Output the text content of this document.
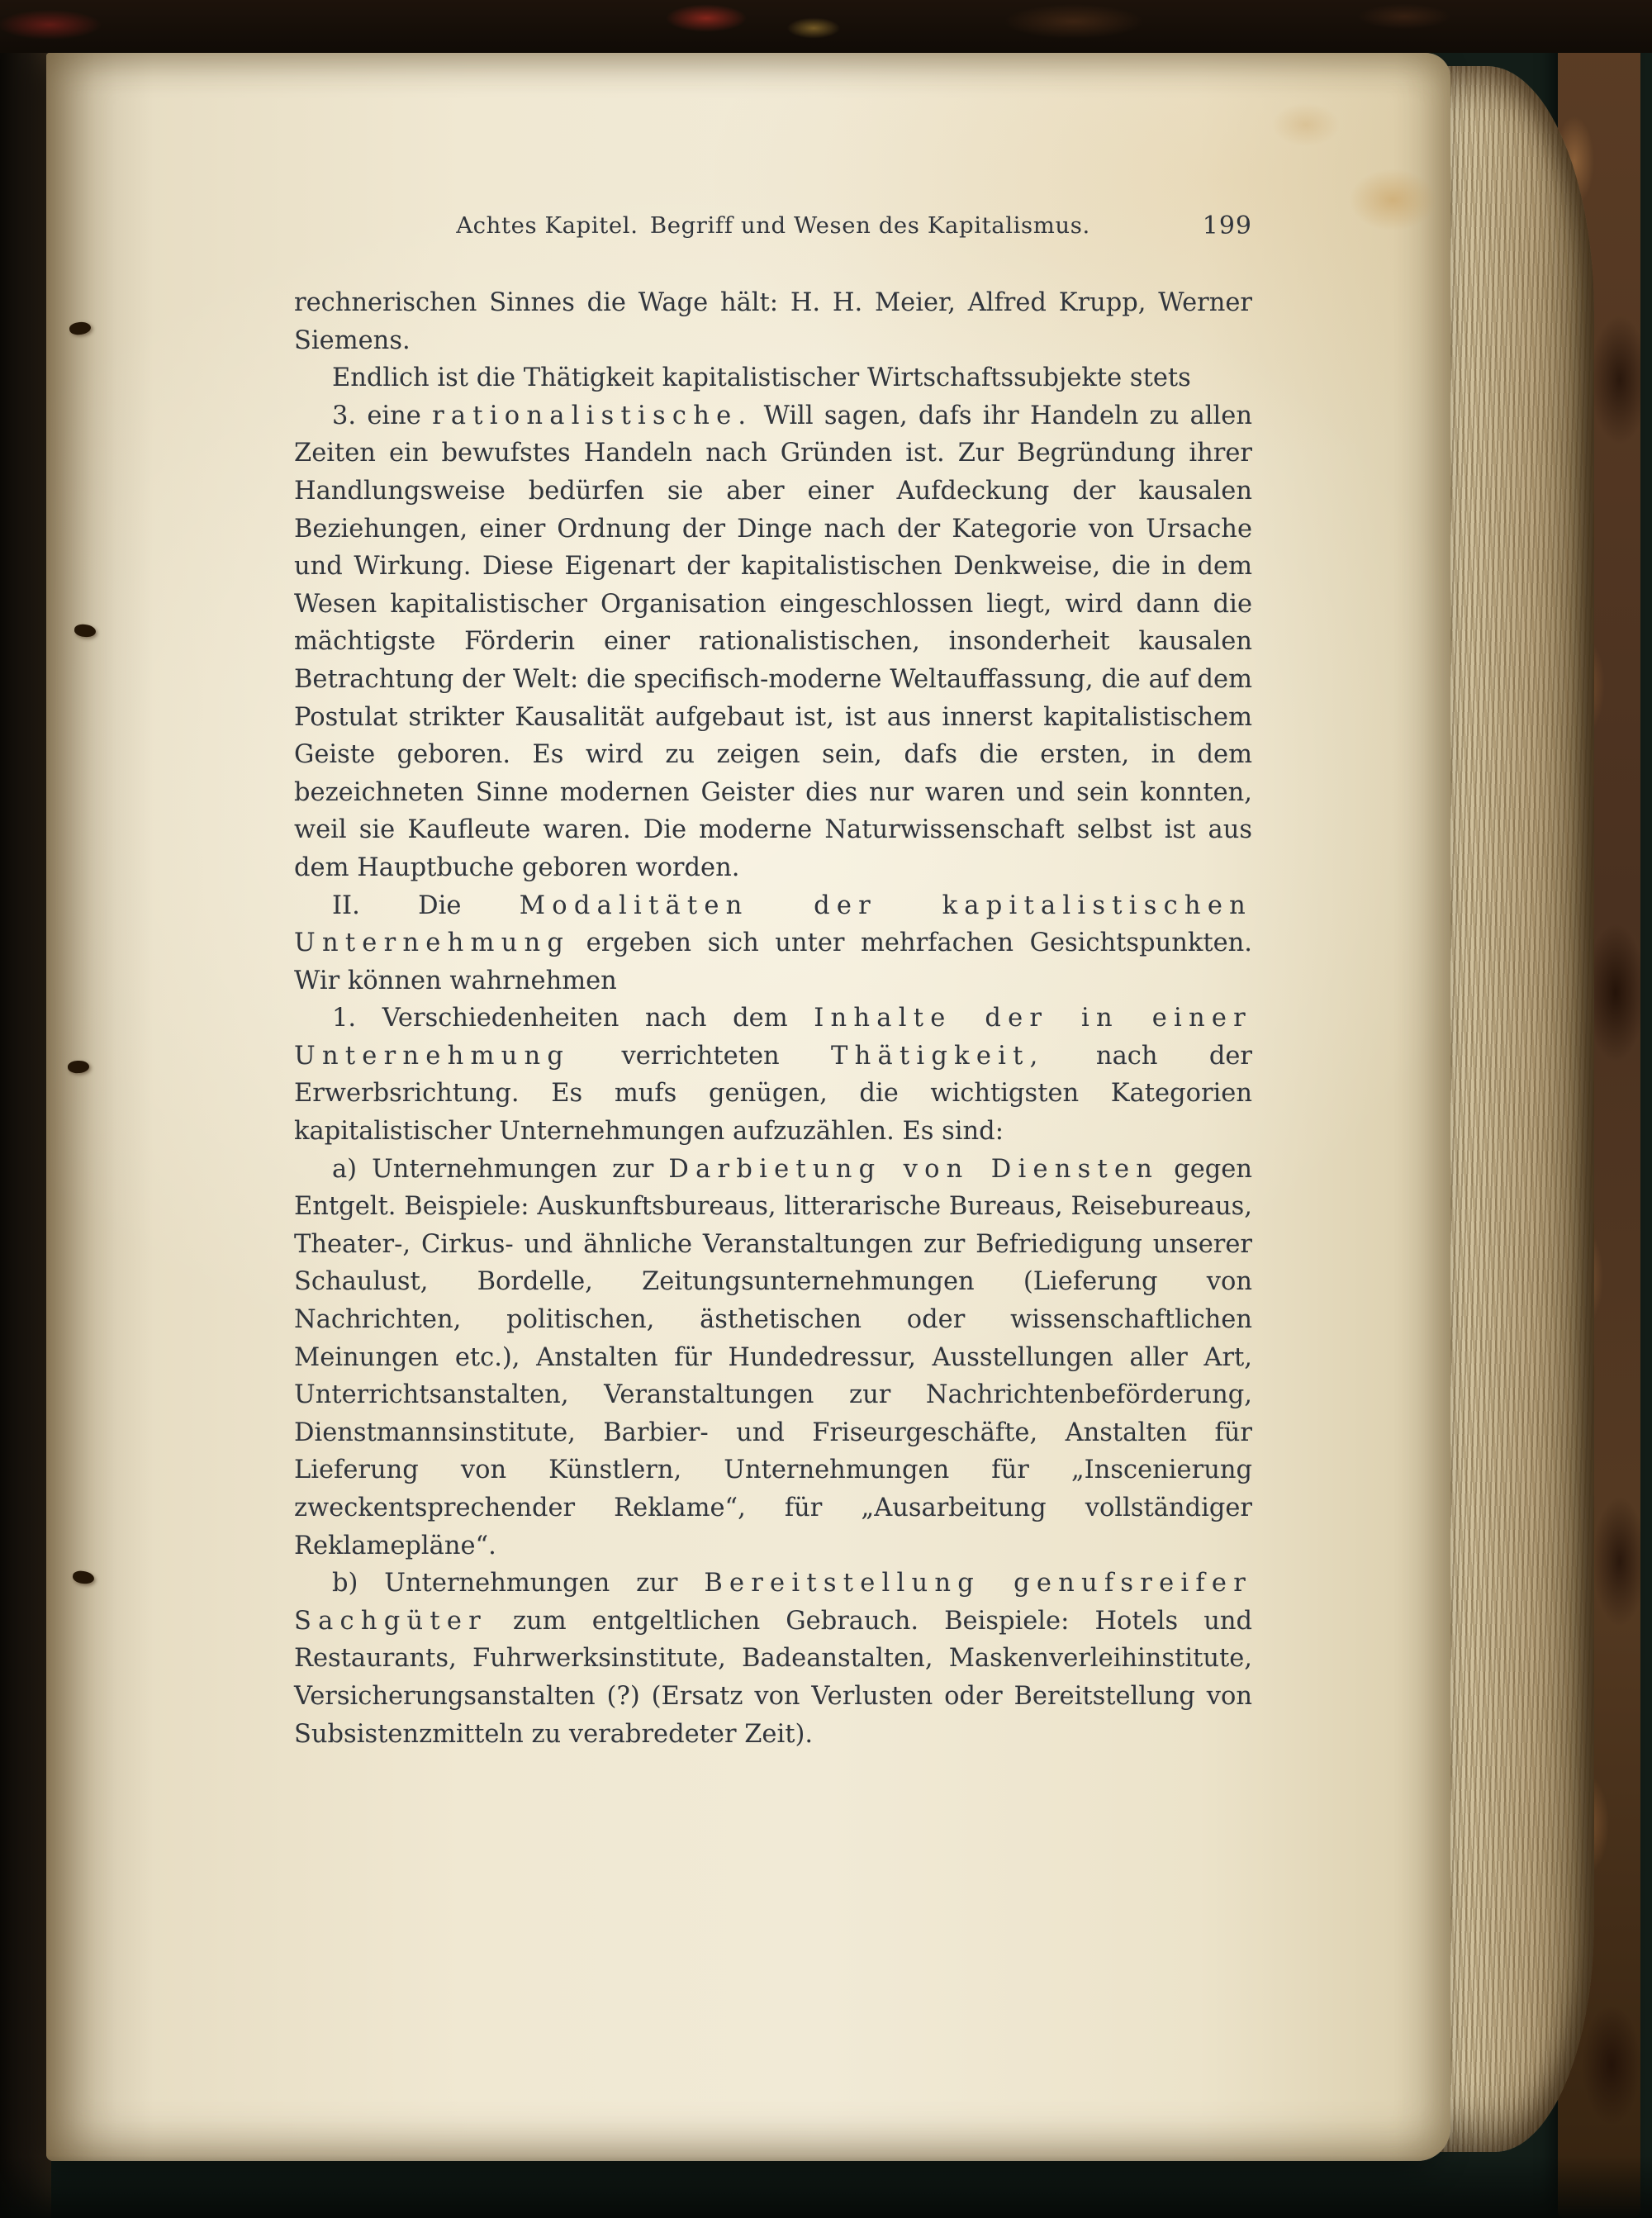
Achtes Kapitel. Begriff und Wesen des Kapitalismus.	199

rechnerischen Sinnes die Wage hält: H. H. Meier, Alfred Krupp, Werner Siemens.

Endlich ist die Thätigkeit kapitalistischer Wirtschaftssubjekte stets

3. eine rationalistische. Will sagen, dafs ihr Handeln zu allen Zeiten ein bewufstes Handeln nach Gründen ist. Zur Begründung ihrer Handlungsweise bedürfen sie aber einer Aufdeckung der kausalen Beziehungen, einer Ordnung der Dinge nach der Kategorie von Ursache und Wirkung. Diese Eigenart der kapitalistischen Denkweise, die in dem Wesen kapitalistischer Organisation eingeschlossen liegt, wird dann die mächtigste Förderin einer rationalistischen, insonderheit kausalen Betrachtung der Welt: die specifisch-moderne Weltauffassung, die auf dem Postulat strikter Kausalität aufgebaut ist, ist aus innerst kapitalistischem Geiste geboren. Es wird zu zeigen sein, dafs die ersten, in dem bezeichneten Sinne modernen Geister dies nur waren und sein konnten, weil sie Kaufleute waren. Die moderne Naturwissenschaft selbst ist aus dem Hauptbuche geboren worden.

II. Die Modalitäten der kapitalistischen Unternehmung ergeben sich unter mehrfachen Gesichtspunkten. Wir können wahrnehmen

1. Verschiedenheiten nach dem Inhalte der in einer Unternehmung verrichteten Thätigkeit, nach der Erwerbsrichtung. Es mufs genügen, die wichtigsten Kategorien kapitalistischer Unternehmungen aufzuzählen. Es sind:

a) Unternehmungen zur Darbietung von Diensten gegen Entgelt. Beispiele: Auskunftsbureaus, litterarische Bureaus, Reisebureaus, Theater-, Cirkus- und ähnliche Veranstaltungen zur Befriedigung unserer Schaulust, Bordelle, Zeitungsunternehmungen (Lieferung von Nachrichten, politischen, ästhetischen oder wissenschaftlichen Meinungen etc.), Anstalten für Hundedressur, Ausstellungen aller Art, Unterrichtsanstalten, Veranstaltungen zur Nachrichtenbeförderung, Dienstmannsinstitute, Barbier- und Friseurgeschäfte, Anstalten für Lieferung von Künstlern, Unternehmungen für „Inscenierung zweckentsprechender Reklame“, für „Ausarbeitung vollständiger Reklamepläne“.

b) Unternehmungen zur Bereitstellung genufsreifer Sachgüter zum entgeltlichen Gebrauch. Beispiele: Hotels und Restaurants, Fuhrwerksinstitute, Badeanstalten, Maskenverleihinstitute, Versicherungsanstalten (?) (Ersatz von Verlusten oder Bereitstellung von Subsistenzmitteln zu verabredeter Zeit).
....
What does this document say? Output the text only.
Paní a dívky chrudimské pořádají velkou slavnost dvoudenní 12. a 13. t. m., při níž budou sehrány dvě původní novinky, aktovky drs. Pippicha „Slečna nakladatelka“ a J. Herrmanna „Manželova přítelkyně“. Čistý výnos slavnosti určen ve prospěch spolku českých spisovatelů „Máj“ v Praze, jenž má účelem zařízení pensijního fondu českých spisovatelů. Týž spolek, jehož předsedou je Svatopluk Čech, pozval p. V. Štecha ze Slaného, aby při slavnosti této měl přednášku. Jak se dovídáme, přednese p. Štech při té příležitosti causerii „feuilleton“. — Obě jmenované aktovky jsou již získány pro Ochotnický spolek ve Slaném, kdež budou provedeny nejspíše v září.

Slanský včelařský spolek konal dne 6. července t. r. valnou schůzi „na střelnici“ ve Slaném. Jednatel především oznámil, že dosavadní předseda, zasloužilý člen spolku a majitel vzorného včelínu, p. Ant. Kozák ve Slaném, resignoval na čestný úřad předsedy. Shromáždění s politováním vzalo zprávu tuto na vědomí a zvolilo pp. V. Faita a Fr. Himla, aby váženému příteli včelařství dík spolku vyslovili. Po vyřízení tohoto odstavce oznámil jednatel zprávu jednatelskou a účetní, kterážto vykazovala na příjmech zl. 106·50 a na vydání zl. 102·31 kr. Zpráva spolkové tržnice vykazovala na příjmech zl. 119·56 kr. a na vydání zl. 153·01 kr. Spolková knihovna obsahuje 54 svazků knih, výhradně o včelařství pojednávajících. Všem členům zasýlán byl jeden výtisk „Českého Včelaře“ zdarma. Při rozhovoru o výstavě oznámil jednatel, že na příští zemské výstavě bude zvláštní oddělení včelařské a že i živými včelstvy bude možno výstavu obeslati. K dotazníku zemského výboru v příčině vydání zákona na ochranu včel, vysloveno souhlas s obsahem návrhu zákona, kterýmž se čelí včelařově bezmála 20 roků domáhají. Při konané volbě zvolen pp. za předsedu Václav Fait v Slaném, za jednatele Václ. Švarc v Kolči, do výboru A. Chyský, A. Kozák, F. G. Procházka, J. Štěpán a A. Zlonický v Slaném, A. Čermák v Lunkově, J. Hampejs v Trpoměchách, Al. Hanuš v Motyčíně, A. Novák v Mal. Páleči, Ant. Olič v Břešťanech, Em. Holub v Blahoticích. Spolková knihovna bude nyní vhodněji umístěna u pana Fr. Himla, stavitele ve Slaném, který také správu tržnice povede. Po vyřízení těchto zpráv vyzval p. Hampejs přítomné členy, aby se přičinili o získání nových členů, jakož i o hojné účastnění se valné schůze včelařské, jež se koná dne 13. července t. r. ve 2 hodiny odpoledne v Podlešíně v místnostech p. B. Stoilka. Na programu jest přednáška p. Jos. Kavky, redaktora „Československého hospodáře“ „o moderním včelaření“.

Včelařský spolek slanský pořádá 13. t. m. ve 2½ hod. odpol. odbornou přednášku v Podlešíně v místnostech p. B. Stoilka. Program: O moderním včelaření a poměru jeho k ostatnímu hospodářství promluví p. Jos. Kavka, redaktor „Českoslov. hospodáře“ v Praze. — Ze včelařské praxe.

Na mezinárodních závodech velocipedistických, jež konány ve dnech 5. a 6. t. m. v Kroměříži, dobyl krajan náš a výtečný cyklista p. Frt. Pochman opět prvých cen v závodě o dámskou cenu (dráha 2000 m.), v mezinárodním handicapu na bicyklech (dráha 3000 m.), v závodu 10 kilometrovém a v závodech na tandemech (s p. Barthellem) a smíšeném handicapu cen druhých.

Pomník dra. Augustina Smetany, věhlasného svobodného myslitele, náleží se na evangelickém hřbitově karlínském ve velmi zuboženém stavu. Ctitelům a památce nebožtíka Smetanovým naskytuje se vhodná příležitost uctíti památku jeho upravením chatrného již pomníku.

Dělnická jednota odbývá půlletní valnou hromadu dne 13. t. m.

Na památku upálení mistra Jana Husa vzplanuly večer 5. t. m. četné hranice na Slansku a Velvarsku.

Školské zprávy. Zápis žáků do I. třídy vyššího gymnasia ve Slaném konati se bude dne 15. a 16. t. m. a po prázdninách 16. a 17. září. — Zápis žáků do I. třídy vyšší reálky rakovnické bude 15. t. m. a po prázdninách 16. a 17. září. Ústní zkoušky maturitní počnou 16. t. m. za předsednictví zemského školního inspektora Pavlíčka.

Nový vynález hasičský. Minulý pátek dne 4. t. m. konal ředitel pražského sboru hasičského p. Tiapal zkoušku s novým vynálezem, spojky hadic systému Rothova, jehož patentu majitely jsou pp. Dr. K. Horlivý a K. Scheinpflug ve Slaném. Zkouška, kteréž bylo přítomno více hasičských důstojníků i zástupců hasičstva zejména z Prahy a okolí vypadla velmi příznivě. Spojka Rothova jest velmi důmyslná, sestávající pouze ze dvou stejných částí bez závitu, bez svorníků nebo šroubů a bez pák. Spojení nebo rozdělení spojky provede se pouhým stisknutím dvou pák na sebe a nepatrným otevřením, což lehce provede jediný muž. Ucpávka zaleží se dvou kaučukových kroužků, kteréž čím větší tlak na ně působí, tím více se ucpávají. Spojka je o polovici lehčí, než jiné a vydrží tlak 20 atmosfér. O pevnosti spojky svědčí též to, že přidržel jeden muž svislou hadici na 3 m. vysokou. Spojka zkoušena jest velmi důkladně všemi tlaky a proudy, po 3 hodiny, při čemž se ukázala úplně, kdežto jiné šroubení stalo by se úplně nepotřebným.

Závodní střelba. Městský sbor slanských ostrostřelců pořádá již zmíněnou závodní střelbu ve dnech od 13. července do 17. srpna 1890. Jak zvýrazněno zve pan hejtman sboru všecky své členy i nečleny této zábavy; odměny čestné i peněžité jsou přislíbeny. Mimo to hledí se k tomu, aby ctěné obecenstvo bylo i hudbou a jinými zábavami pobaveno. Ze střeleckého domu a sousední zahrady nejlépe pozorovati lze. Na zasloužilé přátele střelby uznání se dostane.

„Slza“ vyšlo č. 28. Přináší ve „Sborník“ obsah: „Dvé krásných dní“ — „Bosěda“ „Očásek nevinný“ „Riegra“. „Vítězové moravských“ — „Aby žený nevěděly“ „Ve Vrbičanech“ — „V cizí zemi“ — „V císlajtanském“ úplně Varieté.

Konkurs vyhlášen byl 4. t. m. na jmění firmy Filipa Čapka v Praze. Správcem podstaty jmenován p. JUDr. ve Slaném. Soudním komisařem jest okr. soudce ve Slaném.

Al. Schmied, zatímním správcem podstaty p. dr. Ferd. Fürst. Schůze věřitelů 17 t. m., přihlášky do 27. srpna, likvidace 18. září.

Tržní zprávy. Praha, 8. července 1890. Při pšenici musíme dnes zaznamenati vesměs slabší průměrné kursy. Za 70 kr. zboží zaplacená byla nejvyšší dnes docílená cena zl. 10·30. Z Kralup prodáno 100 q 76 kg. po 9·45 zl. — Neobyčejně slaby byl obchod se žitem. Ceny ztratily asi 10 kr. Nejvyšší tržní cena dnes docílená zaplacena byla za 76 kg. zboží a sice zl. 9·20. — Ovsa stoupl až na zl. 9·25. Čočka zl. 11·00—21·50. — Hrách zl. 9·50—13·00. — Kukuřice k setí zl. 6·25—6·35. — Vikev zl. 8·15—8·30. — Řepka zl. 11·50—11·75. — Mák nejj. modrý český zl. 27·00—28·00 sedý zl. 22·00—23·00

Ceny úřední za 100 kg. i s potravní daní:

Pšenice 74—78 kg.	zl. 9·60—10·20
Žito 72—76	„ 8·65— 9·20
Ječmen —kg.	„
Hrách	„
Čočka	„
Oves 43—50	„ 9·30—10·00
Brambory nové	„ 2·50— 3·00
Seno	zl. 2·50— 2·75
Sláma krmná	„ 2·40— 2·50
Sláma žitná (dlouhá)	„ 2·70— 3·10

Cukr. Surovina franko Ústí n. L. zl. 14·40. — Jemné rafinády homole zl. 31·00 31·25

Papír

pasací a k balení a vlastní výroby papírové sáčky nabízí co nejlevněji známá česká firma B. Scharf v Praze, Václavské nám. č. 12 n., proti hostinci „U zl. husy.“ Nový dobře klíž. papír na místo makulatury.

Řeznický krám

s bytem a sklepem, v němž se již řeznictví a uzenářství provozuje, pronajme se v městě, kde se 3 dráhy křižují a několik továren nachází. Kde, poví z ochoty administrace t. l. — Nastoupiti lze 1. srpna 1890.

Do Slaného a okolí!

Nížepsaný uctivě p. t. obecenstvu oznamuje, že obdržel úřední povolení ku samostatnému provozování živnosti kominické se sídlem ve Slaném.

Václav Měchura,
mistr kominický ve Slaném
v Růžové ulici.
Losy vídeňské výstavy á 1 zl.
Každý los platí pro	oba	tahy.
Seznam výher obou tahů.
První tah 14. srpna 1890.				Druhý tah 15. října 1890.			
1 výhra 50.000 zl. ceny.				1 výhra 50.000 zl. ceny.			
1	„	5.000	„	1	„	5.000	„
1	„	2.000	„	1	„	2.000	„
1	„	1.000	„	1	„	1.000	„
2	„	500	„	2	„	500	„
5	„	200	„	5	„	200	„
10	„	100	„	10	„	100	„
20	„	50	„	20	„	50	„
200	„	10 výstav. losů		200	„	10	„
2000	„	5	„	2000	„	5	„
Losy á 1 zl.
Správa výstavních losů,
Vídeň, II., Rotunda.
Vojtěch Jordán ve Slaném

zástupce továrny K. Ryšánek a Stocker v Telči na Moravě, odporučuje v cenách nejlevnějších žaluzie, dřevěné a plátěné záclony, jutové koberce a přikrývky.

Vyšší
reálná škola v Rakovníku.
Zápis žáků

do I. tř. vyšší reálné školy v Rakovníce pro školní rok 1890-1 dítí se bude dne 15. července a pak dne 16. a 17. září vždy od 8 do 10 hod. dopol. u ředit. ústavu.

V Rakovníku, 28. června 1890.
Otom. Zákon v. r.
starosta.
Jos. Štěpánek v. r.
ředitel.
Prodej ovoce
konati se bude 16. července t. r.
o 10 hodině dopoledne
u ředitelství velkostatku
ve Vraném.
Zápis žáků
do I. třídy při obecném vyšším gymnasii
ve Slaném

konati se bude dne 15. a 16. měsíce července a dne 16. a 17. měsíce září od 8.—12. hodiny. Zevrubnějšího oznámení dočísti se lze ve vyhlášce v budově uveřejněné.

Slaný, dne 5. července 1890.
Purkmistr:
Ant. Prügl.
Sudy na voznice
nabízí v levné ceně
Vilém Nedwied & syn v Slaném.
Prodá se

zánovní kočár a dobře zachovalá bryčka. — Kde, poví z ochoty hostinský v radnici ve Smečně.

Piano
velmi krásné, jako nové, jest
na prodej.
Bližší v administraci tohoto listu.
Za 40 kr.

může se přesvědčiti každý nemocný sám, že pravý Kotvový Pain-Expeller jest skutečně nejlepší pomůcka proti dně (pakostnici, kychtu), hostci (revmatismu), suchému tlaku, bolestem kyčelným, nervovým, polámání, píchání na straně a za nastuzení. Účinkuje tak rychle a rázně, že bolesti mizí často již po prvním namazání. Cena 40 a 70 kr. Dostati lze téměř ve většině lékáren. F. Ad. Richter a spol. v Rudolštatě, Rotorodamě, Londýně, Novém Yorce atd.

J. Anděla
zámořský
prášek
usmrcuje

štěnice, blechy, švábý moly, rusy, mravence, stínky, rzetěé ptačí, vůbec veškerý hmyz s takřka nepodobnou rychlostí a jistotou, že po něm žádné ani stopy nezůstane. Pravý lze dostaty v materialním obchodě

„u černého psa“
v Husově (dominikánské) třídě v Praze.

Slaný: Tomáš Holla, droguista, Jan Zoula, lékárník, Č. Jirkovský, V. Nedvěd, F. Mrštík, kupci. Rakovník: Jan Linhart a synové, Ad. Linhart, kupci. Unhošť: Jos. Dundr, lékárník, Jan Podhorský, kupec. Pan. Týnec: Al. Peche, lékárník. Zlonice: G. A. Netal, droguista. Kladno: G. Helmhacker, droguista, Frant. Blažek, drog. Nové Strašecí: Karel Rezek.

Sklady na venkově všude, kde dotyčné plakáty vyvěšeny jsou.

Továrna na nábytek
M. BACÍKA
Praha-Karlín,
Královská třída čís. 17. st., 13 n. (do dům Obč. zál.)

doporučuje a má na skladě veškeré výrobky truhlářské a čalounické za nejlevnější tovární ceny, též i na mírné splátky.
....
• _What the task asks_: Show every line of the records above that contains the word "losů".

• _Solution to this problem_:
200	„	10 výstav. losů		200	„	10	„
Správa výstavních losů,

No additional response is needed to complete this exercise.